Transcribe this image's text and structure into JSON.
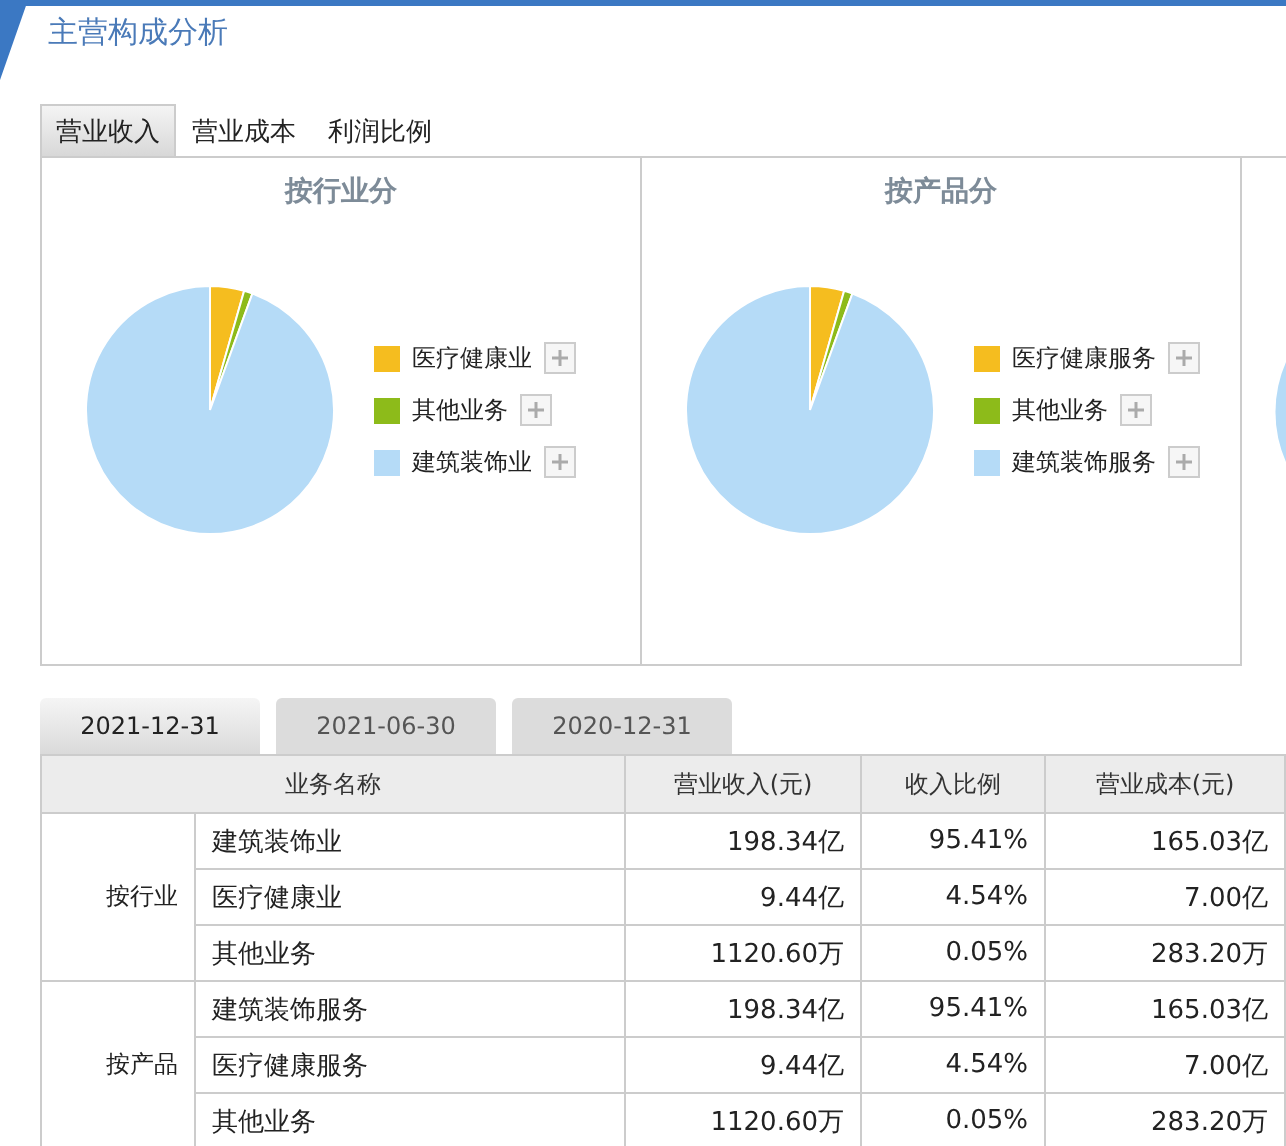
{
  "title": "主营构成分析",
  "tabs": [
    {
      "label": "营业收入",
      "selected": true
    },
    {
      "label": "营业成本",
      "selected": false
    },
    {
      "label": "利润比例",
      "selected": false
    }
  ],
  "charts": [
    {
      "title": "按行业分",
      "legend": [
        {
          "label": "医疗健康业",
          "color": "#f5bd1f"
        },
        {
          "label": "其他业务",
          "color": "#8dbb1a"
        },
        {
          "label": "建筑装饰业",
          "color": "#b5dbf7"
        }
      ]
    },
    {
      "title": "按产品分",
      "legend": [
        {
          "label": "医疗健康服务",
          "color": "#f5bd1f"
        },
        {
          "label": "其他业务",
          "color": "#8dbb1a"
        },
        {
          "label": "建筑装饰服务",
          "color": "#b5dbf7"
        }
      ]
    }
  ],
  "date_tabs": [
    {
      "label": "2021-12-31",
      "selected": true
    },
    {
      "label": "2021-06-30",
      "selected": false
    },
    {
      "label": "2020-12-31",
      "selected": false
    }
  ],
  "table": {
    "columns": [
      "业务名称",
      "营业收入(元)",
      "收入比例",
      "营业成本(元)"
    ],
    "groups": [
      {
        "label": "按行业",
        "rows": [
          [
            "建筑装饰业",
            "198.34亿",
            "95.41%",
            "165.03亿"
          ],
          [
            "医疗健康业",
            "9.44亿",
            "4.54%",
            "7.00亿"
          ],
          [
            "其他业务",
            "1120.60万",
            "0.05%",
            "283.20万"
          ]
        ]
      },
      {
        "label": "按产品",
        "rows": [
          [
            "建筑装饰服务",
            "198.34亿",
            "95.41%",
            "165.03亿"
          ],
          [
            "医疗健康服务",
            "9.44亿",
            "4.54%",
            "7.00亿"
          ],
          [
            "其他业务",
            "1120.60万",
            "0.05%",
            "283.20万"
          ]
        ]
      }
    ]
  }
}
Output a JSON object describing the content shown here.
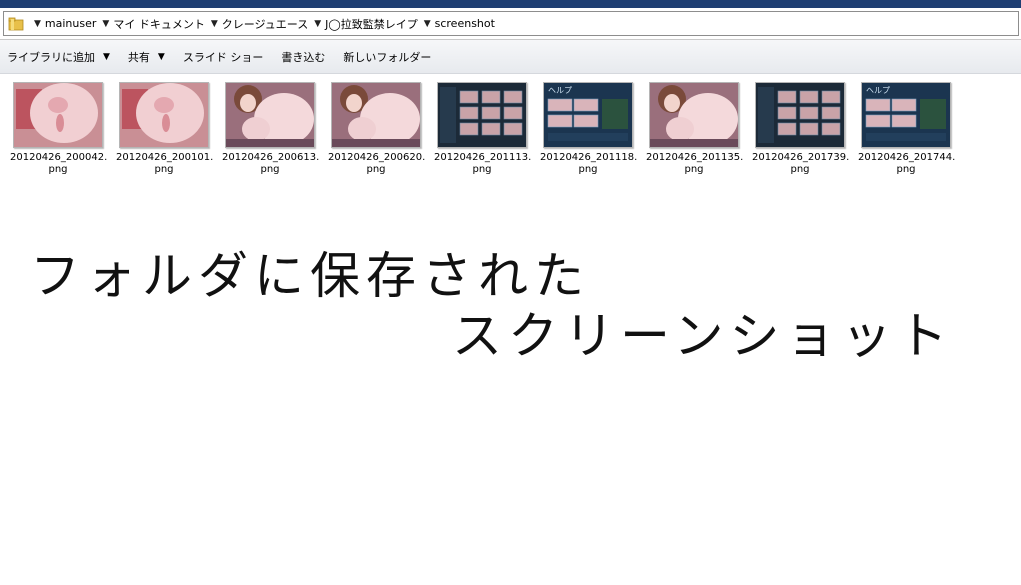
{
  "breadcrumb": {
    "items": [
      "mainuser",
      "マイ ドキュメント",
      "クレージュエース",
      "J◯拉致監禁レイプ",
      "screenshot"
    ]
  },
  "toolbar": {
    "library_label": "ライブラリに追加",
    "share_label": "共有",
    "slideshow_label": "スライド ショー",
    "burn_label": "書き込む",
    "new_folder_label": "新しいフォルダー"
  },
  "files": [
    {
      "name": "20120426_200042.",
      "ext": "png",
      "thumb": "pink"
    },
    {
      "name": "20120426_200101.",
      "ext": "png",
      "thumb": "pink"
    },
    {
      "name": "20120426_200613.",
      "ext": "png",
      "thumb": "pink-girl"
    },
    {
      "name": "20120426_200620.",
      "ext": "png",
      "thumb": "pink-girl"
    },
    {
      "name": "20120426_201113.",
      "ext": "png",
      "thumb": "dark-grid"
    },
    {
      "name": "20120426_201118.",
      "ext": "png",
      "thumb": "dark-help"
    },
    {
      "name": "20120426_201135.",
      "ext": "png",
      "thumb": "pink-girl"
    },
    {
      "name": "20120426_201739.",
      "ext": "png",
      "thumb": "dark-grid"
    },
    {
      "name": "20120426_201744.",
      "ext": "png",
      "thumb": "dark-help"
    }
  ],
  "caption": {
    "line1": "フォルダに保存された",
    "line2": "スクリーンショット"
  },
  "colors": {
    "title_bar": "#1f3f73",
    "thumb_pink": "#e7b6bd",
    "thumb_dark": "#1e2d3d"
  }
}
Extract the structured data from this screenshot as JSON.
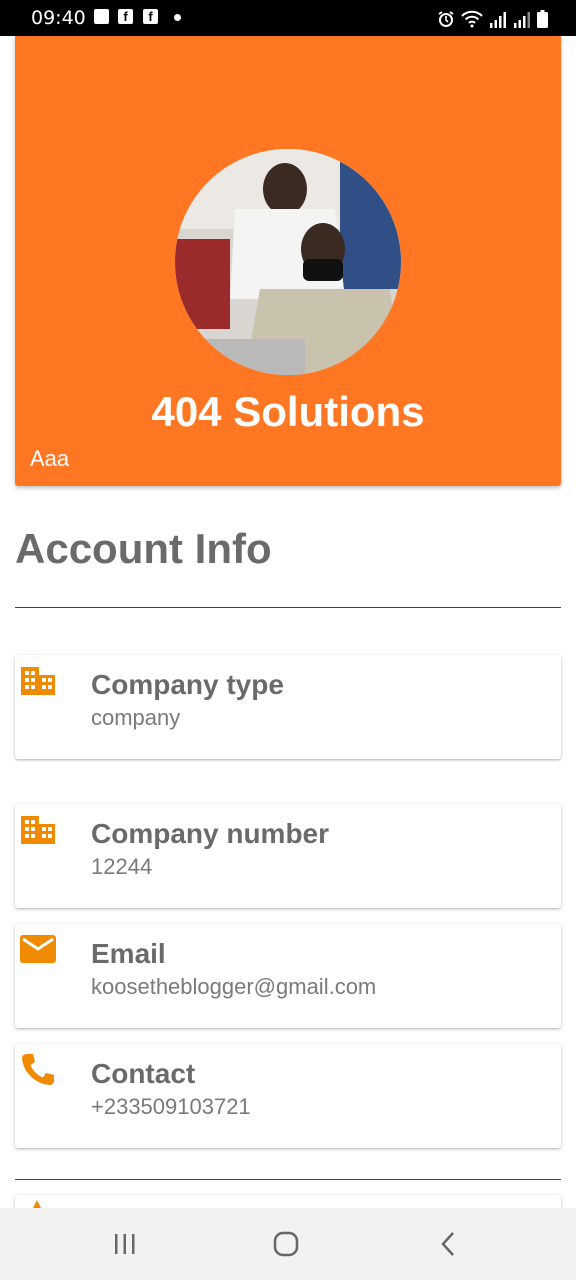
{
  "status_bar": {
    "time": "09:40",
    "icons": [
      "image-icon",
      "facebook-icon",
      "facebook-icon",
      "dot-icon",
      "alarm-icon",
      "wifi-icon",
      "signal-icon",
      "signal-icon",
      "battery-icon"
    ],
    "fb_glyph": "f"
  },
  "header": {
    "company_name": "404 Solutions",
    "subtitle": "Aaa",
    "accent_color": "#ff7722"
  },
  "section": {
    "title": "Account Info"
  },
  "info_items": [
    {
      "icon": "building-icon",
      "label": "Company type",
      "value": "company"
    },
    {
      "icon": "building-icon",
      "label": "Company number",
      "value": "12244"
    },
    {
      "icon": "email-icon",
      "label": "Email",
      "value": "koosetheblogger@gmail.com"
    },
    {
      "icon": "phone-icon",
      "label": "Contact",
      "value": "+233509103721"
    }
  ],
  "nav_bar": {
    "buttons": [
      "recent-apps-icon",
      "home-icon",
      "back-icon"
    ]
  }
}
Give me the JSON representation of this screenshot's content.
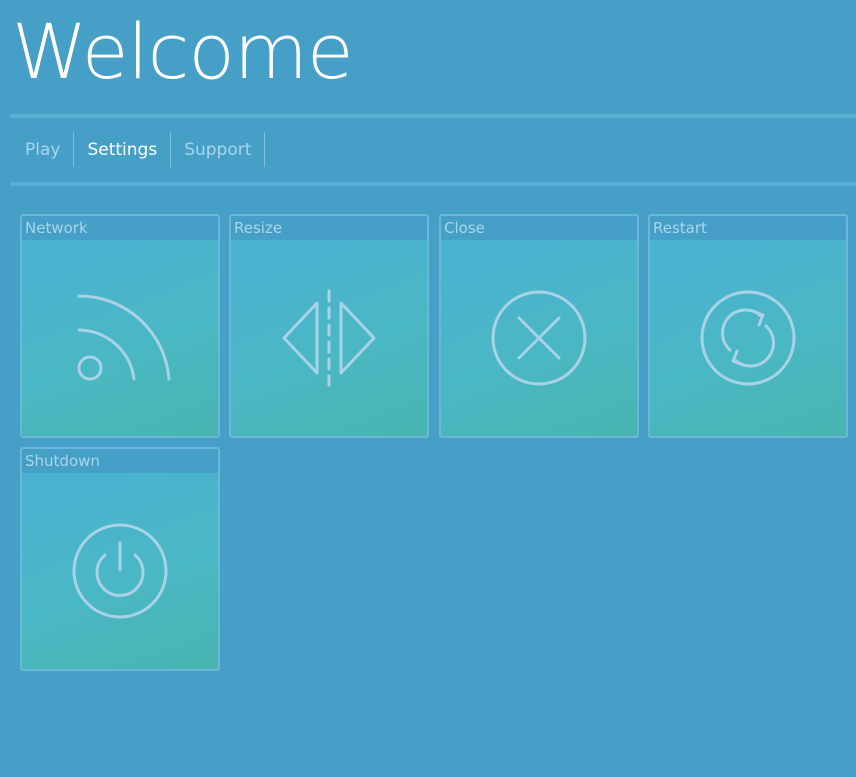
{
  "header": {
    "title": "Welcome"
  },
  "nav": {
    "items": [
      {
        "label": "Play",
        "active": false
      },
      {
        "label": "Settings",
        "active": true
      },
      {
        "label": "Support",
        "active": false
      }
    ]
  },
  "tiles": [
    {
      "label": "Network",
      "icon": "wifi-signal-icon"
    },
    {
      "label": "Resize",
      "icon": "resize-icon"
    },
    {
      "label": "Close",
      "icon": "close-circle-icon"
    },
    {
      "label": "Restart",
      "icon": "restart-icon"
    },
    {
      "label": "Shutdown",
      "icon": "power-icon"
    }
  ],
  "colors": {
    "background": "#469fc6",
    "tile_gradient_start": "#4bb1d6",
    "tile_gradient_end": "#48b5b0",
    "icon_stroke": "#a8d3e6",
    "muted_text": "#a8d6ea"
  }
}
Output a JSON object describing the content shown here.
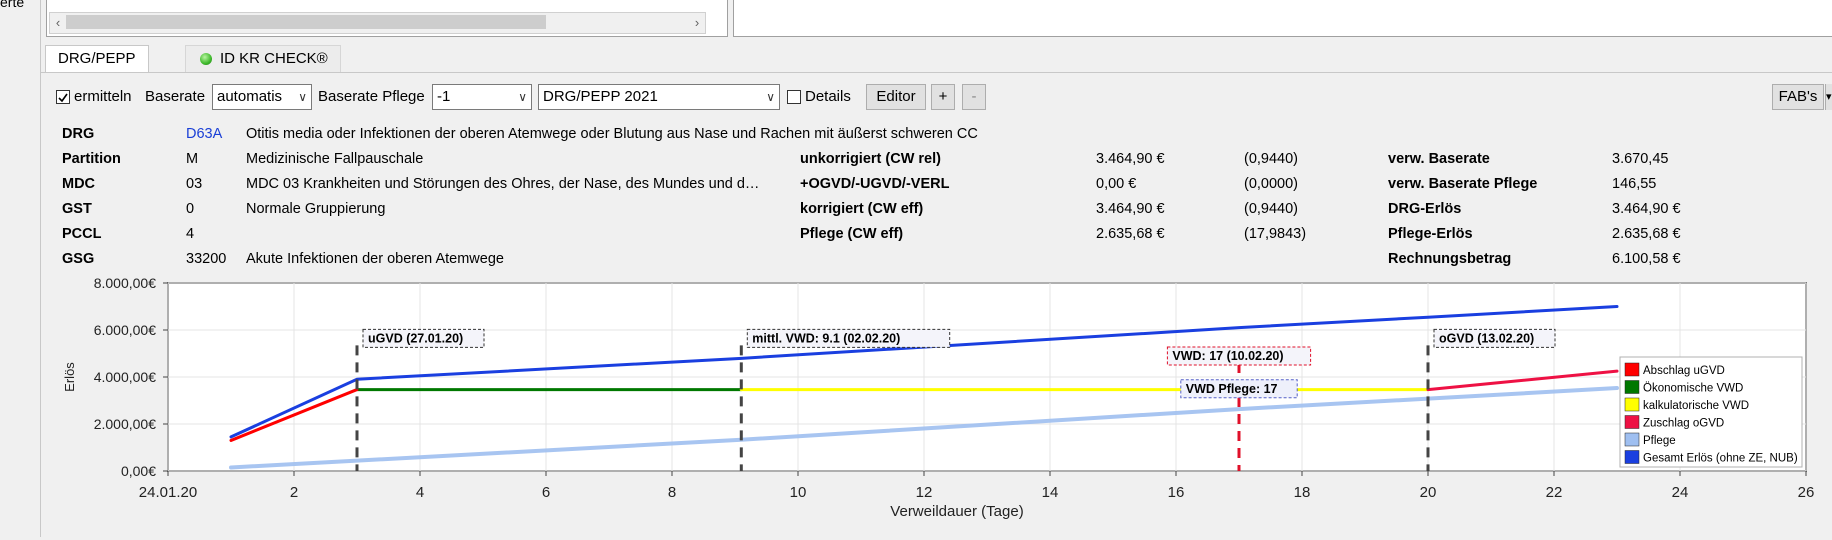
{
  "left_label": "erte",
  "tabs": [
    {
      "label": "DRG/PEPP",
      "active": true
    },
    {
      "label": "ID KR CHECK®",
      "active": false
    }
  ],
  "toolbar": {
    "ermitteln_label": "ermitteln",
    "ermitteln_checked": true,
    "baserate_label": "Baserate",
    "baserate_value": "automatis",
    "baserate_pflege_label": "Baserate Pflege",
    "baserate_pflege_value": "-1",
    "version_value": "DRG/PEPP 2021",
    "details_label": "Details",
    "details_checked": false,
    "editor_label": "Editor",
    "plus_label": "+",
    "minus_label": "-",
    "fabs_label": "FAB's"
  },
  "info": {
    "rows": [
      {
        "label": "DRG",
        "code": "D63A",
        "text": "Otitis media oder Infektionen der oberen Atemwege oder Blutung aus Nase und Rachen mit äußerst schweren CC"
      },
      {
        "label": "Partition",
        "code": "M",
        "text": "Medizinische Fallpauschale"
      },
      {
        "label": "MDC",
        "code": "03",
        "text": "MDC 03 Krankheiten und Störungen des Ohres, der Nase, des Mundes und d…"
      },
      {
        "label": "GST",
        "code": "0",
        "text": "Normale Gruppierung"
      },
      {
        "label": "PCCL",
        "code": "4",
        "text": ""
      },
      {
        "label": "GSG",
        "code": "33200",
        "text": "Akute Infektionen der oberen Atemwege"
      }
    ],
    "middle": [
      {
        "label": "unkorrigiert (CW rel)",
        "value": "3.464,90 €",
        "paren": "(0,9440)"
      },
      {
        "label": "+OGVD/-UGVD/-VERL",
        "value": "0,00 €",
        "paren": "(0,0000)"
      },
      {
        "label": "korrigiert (CW eff)",
        "value": "3.464,90 €",
        "paren": "(0,9440)"
      },
      {
        "label": "Pflege (CW eff)",
        "value": "2.635,68 €",
        "paren": "(17,9843)"
      }
    ],
    "right": [
      {
        "label": "verw. Baserate",
        "value": "3.670,45"
      },
      {
        "label": "verw. Baserate Pflege",
        "value": "146,55"
      },
      {
        "label": "DRG-Erlös",
        "value": "3.464,90 €"
      },
      {
        "label": "Pflege-Erlös",
        "value": "2.635,68 €"
      },
      {
        "label": "Rechnungsbetrag",
        "value": "6.100,58 €"
      }
    ]
  },
  "chart_data": {
    "type": "line",
    "xlabel": "Verweildauer (Tage)",
    "ylabel": "Erlös",
    "xlim": [
      0,
      26
    ],
    "ylim": [
      0,
      8000
    ],
    "xticks": [
      0,
      2,
      4,
      6,
      8,
      10,
      12,
      14,
      16,
      18,
      20,
      22,
      24,
      26
    ],
    "xtick_labels": [
      "24.01.20",
      "2",
      "4",
      "6",
      "8",
      "10",
      "12",
      "14",
      "16",
      "18",
      "20",
      "22",
      "24",
      "26"
    ],
    "yticks": [
      0,
      2000,
      4000,
      6000,
      8000
    ],
    "ytick_labels": [
      "0,00€",
      "2.000,00€",
      "4.000,00€",
      "6.000,00€",
      "8.000,00€"
    ],
    "grid": true,
    "legend_position": "bottom-right",
    "series": [
      {
        "name": "Abschlag uGVD",
        "color": "#ff0000",
        "x": [
          1,
          3
        ],
        "y": [
          1300,
          3465
        ]
      },
      {
        "name": "Ökonomische VWD",
        "color": "#007800",
        "x": [
          3,
          9.1
        ],
        "y": [
          3465,
          3465
        ]
      },
      {
        "name": "kalkulatorische VWD",
        "color": "#ffff00",
        "x": [
          9.1,
          20
        ],
        "y": [
          3465,
          3465
        ]
      },
      {
        "name": "Zuschlag oGVD",
        "color": "#ee1144",
        "x": [
          20,
          23
        ],
        "y": [
          3465,
          4250
        ]
      },
      {
        "name": "Pflege",
        "color": "#9fbff0",
        "x": [
          1,
          3,
          9.1,
          17,
          20,
          23
        ],
        "y": [
          150,
          440,
          1330,
          2635,
          3080,
          3530
        ]
      },
      {
        "name": "Gesamt Erlös (ohne ZE, NUB)",
        "color": "#1a3fe0",
        "x": [
          1,
          3,
          9.1,
          17,
          20,
          23
        ],
        "y": [
          1450,
          3905,
          4795,
          6100,
          6545,
          7000
        ]
      }
    ],
    "markers": [
      {
        "x": 3,
        "label": "uGVD (27.01.20)",
        "color": "#444444",
        "label_y": 5600,
        "label_side": "right"
      },
      {
        "x": 9.1,
        "label": "mittl. VWD: 9.1 (02.02.20)",
        "color": "#444444",
        "label_y": 5600,
        "label_side": "right"
      },
      {
        "x": 17,
        "label": "VWD: 17 (10.02.20)",
        "color": "#e0102a",
        "label_y": 4850,
        "label_side": "center"
      },
      {
        "x": 20,
        "label": "oGVD (13.02.20)",
        "color": "#444444",
        "label_y": 5600,
        "label_side": "right"
      }
    ],
    "annotations": [
      {
        "x": 17,
        "y": 3500,
        "label": "VWD Pflege: 17"
      }
    ]
  }
}
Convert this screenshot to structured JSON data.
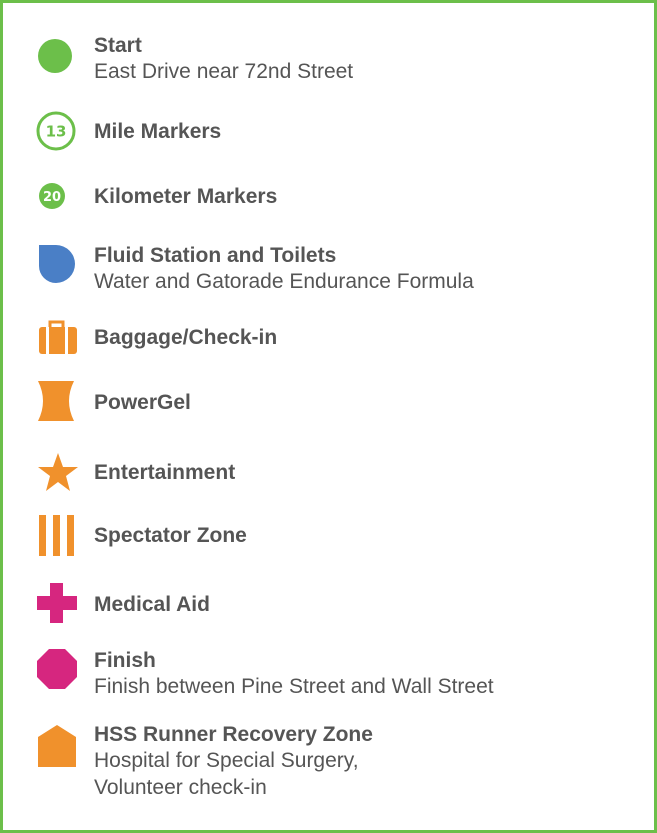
___
▸ **What is required**
Pull out all lines from the entries above in which the word "Atemwege" appears.

▸ **Task answer**
        "text": "Otitis media oder Infektionen der oberen Atemwege oder Blutung aus Nase und Rachen mit äußerst schweren CC"
        "text": "Akute Infektionen der oberen Atemwege"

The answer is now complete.